Problem statement:
Go through the material and pull out every line with the string "Wielka" in it.

***** Data lines *****

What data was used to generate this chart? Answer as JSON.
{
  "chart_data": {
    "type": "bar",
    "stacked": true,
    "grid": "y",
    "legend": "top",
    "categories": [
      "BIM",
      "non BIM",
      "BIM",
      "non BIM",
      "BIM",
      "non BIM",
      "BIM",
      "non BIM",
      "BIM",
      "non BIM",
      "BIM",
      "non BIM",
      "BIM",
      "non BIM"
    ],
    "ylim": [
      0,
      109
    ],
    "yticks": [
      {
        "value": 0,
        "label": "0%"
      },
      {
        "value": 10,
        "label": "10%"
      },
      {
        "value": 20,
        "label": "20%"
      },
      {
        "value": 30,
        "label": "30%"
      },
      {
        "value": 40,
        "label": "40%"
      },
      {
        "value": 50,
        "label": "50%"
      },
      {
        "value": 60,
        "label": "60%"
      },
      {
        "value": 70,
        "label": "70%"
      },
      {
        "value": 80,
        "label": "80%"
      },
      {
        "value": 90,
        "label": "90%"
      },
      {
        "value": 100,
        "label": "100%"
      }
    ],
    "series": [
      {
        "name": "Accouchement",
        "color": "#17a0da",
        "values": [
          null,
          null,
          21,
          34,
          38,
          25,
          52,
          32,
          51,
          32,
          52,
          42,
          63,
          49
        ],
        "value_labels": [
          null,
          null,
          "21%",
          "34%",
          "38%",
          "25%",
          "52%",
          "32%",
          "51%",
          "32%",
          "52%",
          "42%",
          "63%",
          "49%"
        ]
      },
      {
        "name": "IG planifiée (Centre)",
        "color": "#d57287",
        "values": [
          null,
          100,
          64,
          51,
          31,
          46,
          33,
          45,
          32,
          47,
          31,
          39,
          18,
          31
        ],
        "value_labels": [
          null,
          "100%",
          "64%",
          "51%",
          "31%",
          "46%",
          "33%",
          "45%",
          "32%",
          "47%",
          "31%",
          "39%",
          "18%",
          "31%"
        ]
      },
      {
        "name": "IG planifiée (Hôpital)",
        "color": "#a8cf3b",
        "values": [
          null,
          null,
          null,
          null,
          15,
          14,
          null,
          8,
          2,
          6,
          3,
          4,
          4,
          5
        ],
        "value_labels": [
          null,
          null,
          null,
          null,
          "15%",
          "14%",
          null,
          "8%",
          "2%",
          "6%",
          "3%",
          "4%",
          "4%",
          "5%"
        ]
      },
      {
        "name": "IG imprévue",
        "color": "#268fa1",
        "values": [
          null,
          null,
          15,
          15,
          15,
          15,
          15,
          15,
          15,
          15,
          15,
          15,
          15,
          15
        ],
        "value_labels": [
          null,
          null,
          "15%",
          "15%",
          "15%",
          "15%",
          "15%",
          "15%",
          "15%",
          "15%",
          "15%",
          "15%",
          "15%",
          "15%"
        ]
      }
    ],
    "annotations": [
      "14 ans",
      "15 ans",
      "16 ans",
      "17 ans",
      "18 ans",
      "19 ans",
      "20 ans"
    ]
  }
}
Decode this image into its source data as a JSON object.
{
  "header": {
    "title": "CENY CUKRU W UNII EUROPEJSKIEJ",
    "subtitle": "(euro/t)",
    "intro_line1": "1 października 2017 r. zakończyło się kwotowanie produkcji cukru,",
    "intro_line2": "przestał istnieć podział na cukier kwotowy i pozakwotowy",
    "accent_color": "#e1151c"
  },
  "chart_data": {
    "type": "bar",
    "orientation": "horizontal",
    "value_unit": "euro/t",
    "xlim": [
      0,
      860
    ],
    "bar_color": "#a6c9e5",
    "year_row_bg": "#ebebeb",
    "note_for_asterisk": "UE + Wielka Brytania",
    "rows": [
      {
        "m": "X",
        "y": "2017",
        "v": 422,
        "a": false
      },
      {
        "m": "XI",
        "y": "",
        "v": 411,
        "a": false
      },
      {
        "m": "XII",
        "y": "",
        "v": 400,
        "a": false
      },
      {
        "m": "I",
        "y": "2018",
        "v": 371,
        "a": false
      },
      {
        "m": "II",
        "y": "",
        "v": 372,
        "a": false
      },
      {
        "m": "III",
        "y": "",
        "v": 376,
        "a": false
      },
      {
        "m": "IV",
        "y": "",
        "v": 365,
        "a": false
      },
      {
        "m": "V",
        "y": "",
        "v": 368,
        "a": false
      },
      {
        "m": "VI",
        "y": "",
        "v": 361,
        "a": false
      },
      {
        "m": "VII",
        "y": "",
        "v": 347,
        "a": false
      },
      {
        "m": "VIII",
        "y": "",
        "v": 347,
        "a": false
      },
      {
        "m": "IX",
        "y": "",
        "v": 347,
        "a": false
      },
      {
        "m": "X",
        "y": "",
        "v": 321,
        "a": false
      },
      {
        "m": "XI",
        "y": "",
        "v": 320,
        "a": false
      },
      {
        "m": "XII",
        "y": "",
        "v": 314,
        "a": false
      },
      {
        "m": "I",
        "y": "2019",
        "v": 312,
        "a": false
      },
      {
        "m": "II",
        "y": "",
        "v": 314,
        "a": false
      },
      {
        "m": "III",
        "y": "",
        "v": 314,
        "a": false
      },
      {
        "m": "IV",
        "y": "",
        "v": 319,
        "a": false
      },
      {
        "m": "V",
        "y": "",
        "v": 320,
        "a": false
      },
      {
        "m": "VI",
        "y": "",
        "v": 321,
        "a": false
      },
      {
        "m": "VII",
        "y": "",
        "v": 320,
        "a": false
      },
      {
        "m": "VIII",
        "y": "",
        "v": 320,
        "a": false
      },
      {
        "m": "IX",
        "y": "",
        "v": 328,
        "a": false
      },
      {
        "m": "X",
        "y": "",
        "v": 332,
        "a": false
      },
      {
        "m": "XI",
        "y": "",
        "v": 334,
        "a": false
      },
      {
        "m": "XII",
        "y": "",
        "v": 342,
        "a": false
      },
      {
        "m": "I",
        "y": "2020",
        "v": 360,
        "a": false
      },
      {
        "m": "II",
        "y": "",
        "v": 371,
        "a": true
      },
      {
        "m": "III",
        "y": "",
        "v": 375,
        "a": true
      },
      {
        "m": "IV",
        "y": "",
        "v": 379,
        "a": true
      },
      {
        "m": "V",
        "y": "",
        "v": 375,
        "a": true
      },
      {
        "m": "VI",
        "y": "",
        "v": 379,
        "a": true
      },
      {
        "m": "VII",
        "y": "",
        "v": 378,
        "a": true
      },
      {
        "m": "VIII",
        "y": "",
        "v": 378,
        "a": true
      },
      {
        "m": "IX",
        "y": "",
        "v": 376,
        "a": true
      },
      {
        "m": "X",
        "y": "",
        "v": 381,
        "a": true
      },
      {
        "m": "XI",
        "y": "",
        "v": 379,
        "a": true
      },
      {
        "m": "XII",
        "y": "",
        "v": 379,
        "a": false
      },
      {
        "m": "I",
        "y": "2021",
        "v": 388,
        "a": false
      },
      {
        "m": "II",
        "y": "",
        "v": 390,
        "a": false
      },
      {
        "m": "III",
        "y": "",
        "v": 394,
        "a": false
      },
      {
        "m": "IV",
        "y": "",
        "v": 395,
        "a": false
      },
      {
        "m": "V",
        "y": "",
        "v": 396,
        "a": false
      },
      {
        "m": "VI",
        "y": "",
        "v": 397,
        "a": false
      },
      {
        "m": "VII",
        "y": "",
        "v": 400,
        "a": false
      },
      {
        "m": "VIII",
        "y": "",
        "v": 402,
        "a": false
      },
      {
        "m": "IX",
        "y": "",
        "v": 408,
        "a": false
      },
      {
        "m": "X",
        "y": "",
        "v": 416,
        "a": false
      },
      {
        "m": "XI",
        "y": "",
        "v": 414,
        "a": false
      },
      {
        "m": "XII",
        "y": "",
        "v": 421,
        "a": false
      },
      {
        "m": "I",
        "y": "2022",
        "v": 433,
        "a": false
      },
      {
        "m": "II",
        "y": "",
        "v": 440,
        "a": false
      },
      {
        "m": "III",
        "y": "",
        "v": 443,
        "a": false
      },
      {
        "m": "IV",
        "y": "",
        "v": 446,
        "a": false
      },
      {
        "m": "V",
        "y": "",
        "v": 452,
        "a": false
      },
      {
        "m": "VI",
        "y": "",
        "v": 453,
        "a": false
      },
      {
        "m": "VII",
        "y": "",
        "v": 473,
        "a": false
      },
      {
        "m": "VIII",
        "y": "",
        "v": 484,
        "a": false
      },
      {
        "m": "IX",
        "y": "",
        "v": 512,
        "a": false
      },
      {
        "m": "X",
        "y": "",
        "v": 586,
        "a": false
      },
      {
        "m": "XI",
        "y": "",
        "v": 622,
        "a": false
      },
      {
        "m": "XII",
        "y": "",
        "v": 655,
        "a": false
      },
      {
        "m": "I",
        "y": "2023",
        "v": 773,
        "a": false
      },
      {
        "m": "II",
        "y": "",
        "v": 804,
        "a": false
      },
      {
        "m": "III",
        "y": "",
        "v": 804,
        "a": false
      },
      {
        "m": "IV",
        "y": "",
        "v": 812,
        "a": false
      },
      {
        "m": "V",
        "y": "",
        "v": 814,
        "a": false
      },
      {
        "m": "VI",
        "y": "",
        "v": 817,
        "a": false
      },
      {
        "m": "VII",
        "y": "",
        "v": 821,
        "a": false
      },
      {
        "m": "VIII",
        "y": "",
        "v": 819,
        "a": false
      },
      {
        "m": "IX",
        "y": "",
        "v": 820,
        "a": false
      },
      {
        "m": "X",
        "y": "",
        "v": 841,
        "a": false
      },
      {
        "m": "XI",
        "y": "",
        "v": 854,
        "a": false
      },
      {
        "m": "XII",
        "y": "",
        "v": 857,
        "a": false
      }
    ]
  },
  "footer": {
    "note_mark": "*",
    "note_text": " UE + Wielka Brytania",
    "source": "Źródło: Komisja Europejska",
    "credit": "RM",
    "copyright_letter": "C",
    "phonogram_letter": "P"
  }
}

*****

Answer:
    "note_for_asterisk": "UE + Wielka Brytania",
    "note_text": " UE + Wielka Brytania",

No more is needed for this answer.